Each record below must be returned exactly as shown.

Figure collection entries
__________________________________________________

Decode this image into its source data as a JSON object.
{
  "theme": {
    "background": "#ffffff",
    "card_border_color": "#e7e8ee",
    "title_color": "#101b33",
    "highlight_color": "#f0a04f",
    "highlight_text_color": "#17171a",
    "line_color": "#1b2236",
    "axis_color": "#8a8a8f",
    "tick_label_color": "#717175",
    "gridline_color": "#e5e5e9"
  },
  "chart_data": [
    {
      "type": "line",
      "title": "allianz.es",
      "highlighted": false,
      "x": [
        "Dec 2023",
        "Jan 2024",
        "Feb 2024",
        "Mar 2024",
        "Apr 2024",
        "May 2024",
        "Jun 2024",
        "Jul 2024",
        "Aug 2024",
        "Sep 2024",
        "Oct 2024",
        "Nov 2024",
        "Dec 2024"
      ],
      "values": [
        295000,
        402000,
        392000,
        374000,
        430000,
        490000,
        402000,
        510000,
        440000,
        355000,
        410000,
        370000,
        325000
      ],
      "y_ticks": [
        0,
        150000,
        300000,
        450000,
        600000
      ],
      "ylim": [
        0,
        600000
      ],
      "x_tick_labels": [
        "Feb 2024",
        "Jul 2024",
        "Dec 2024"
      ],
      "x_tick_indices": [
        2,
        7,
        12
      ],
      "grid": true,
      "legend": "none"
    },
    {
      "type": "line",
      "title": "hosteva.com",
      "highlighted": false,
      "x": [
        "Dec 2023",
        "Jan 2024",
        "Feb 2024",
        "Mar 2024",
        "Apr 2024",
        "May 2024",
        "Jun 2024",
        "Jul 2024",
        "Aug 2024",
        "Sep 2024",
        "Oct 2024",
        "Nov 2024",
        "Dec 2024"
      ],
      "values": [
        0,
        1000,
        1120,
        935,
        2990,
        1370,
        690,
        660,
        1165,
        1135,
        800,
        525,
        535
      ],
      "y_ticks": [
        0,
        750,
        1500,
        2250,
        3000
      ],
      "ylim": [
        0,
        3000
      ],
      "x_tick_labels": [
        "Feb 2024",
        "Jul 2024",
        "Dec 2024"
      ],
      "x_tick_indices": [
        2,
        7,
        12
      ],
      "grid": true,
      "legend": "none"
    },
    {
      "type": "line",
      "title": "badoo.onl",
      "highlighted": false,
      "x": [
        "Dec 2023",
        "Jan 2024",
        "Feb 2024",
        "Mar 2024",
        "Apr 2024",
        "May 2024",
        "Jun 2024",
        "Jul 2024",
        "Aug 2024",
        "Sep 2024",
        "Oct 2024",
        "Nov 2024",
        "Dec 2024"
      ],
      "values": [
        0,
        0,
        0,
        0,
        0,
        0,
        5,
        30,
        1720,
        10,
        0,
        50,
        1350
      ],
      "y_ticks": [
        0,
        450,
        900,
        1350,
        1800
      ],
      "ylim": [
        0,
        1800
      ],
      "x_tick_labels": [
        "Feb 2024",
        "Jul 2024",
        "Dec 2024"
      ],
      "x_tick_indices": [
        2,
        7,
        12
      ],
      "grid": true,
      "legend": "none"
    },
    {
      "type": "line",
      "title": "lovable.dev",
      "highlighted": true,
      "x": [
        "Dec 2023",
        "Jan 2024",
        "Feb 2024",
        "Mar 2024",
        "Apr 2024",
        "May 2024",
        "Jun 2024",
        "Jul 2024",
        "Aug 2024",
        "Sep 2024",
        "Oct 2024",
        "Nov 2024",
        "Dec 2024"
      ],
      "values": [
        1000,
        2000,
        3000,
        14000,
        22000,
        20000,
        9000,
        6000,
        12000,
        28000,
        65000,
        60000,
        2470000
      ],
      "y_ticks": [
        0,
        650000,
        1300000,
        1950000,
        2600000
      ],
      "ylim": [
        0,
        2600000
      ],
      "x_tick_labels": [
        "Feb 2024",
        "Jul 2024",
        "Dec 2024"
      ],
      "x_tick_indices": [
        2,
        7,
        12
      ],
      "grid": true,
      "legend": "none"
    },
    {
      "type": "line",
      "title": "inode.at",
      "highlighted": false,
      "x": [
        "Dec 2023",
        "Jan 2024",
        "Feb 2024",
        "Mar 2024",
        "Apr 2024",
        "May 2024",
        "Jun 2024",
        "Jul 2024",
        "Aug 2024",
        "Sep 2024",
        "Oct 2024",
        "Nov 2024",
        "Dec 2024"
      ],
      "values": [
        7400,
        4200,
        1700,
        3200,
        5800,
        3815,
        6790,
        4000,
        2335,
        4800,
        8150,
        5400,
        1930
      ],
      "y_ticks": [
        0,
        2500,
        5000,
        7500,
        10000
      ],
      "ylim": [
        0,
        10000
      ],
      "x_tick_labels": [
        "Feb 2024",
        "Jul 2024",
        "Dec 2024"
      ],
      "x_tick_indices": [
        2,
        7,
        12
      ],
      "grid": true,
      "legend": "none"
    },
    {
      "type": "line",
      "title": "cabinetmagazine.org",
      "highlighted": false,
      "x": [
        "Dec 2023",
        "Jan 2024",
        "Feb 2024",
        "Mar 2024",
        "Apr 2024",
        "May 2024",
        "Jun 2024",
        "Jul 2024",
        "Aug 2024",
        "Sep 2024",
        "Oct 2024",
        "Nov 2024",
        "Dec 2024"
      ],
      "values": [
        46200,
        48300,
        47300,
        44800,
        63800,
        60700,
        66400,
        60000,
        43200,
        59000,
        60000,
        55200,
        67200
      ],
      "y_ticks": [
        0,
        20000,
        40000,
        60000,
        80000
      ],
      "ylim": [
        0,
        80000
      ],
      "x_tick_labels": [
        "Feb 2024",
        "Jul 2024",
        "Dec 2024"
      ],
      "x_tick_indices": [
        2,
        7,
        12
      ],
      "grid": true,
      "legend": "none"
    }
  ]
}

__________________________________________________

• WRITTEN SOLUTION
Decode this image into its source data as a JSON object.
{
  "theme": {
    "background": "#ffffff",
    "card_border_color": "#e7e8ee",
    "title_color": "#101b33",
    "highlight_color": "#f0a04f",
    "highlight_text_color": "#17171a",
    "line_color": "#1b2236",
    "axis_color": "#8a8a8f",
    "tick_label_color": "#717175",
    "gridline_color": "#e5e5e9"
  },
  "chart_data": [
    {
      "type": "line",
      "title": "allianz.es",
      "highlighted": false,
      "x": [
        "Dec 2023",
        "Jan 2024",
        "Feb 2024",
        "Mar 2024",
        "Apr 2024",
        "May 2024",
        "Jun 2024",
        "Jul 2024",
        "Aug 2024",
        "Sep 2024",
        "Oct 2024",
        "Nov 2024",
        "Dec 2024"
      ],
      "values": [
        295000,
        402000,
        392000,
        374000,
        430000,
        490000,
        402000,
        510000,
        440000,
        355000,
        410000,
        370000,
        325000
      ],
      "y_ticks": [
        0,
        150000,
        300000,
        450000,
        600000
      ],
      "ylim": [
        0,
        600000
      ],
      "x_tick_labels": [
        "Feb 2024",
        "Jul 2024",
        "Dec 2024"
      ],
      "x_tick_indices": [
        2,
        7,
        12
      ],
      "grid": true,
      "legend": "none"
    },
    {
      "type": "line",
      "title": "hosteva.com",
      "highlighted": false,
      "x": [
        "Dec 2023",
        "Jan 2024",
        "Feb 2024",
        "Mar 2024",
        "Apr 2024",
        "May 2024",
        "Jun 2024",
        "Jul 2024",
        "Aug 2024",
        "Sep 2024",
        "Oct 2024",
        "Nov 2024",
        "Dec 2024"
      ],
      "values": [
        0,
        1000,
        1120,
        935,
        2990,
        1370,
        690,
        660,
        1165,
        1135,
        800,
        525,
        535
      ],
      "y_ticks": [
        0,
        750,
        1500,
        2250,
        3000
      ],
      "ylim": [
        0,
        3000
      ],
      "x_tick_labels": [
        "Feb 2024",
        "Jul 2024",
        "Dec 2024"
      ],
      "x_tick_indices": [
        2,
        7,
        12
      ],
      "grid": true,
      "legend": "none"
    },
    {
      "type": "line",
      "title": "badoo.onl",
      "highlighted": false,
      "x": [
        "Dec 2023",
        "Jan 2024",
        "Feb 2024",
        "Mar 2024",
        "Apr 2024",
        "May 2024",
        "Jun 2024",
        "Jul 2024",
        "Aug 2024",
        "Sep 2024",
        "Oct 2024",
        "Nov 2024",
        "Dec 2024"
      ],
      "values": [
        0,
        0,
        0,
        0,
        0,
        0,
        5,
        30,
        1720,
        10,
        0,
        50,
        1350
      ],
      "y_ticks": [
        0,
        450,
        900,
        1350,
        1800
      ],
      "ylim": [
        0,
        1800
      ],
      "x_tick_labels": [
        "Feb 2024",
        "Jul 2024",
        "Dec 2024"
      ],
      "x_tick_indices": [
        2,
        7,
        12
      ],
      "grid": true,
      "legend": "none"
    },
    {
      "type": "line",
      "title": "lovable.dev",
      "highlighted": true,
      "x": [
        "Dec 2023",
        "Jan 2024",
        "Feb 2024",
        "Mar 2024",
        "Apr 2024",
        "May 2024",
        "Jun 2024",
        "Jul 2024",
        "Aug 2024",
        "Sep 2024",
        "Oct 2024",
        "Nov 2024",
        "Dec 2024"
      ],
      "values": [
        1000,
        2000,
        3000,
        14000,
        22000,
        20000,
        9000,
        6000,
        12000,
        28000,
        65000,
        60000,
        2470000
      ],
      "y_ticks": [
        0,
        650000,
        1300000,
        1950000,
        2600000
      ],
      "ylim": [
        0,
        2600000
      ],
      "x_tick_labels": [
        "Feb 2024",
        "Jul 2024",
        "Dec 2024"
      ],
      "x_tick_indices": [
        2,
        7,
        12
      ],
      "grid": true,
      "legend": "none"
    },
    {
      "type": "line",
      "title": "inode.at",
      "highlighted": false,
      "x": [
        "Dec 2023",
        "Jan 2024",
        "Feb 2024",
        "Mar 2024",
        "Apr 2024",
        "May 2024",
        "Jun 2024",
        "Jul 2024",
        "Aug 2024",
        "Sep 2024",
        "Oct 2024",
        "Nov 2024",
        "Dec 2024"
      ],
      "values": [
        7400,
        4200,
        1700,
        3200,
        5800,
        3815,
        6790,
        4000,
        2335,
        4800,
        8150,
        5400,
        1930
      ],
      "y_ticks": [
        0,
        2500,
        5000,
        7500,
        10000
      ],
      "ylim": [
        0,
        10000
      ],
      "x_tick_labels": [
        "Feb 2024",
        "Jul 2024",
        "Dec 2024"
      ],
      "x_tick_indices": [
        2,
        7,
        12
      ],
      "grid": true,
      "legend": "none"
    },
    {
      "type": "line",
      "title": "cabinetmagazine.org",
      "highlighted": false,
      "x": [
        "Dec 2023",
        "Jan 2024",
        "Feb 2024",
        "Mar 2024",
        "Apr 2024",
        "May 2024",
        "Jun 2024",
        "Jul 2024",
        "Aug 2024",
        "Sep 2024",
        "Oct 2024",
        "Nov 2024",
        "Dec 2024"
      ],
      "values": [
        46200,
        48300,
        47300,
        44800,
        63800,
        60700,
        66400,
        60000,
        43200,
        59000,
        60000,
        55200,
        67200
      ],
      "y_ticks": [
        0,
        20000,
        40000,
        60000,
        80000
      ],
      "ylim": [
        0,
        80000
      ],
      "x_tick_labels": [
        "Feb 2024",
        "Jul 2024",
        "Dec 2024"
      ],
      "x_tick_indices": [
        2,
        7,
        12
      ],
      "grid": true,
      "legend": "none"
    }
  ]
}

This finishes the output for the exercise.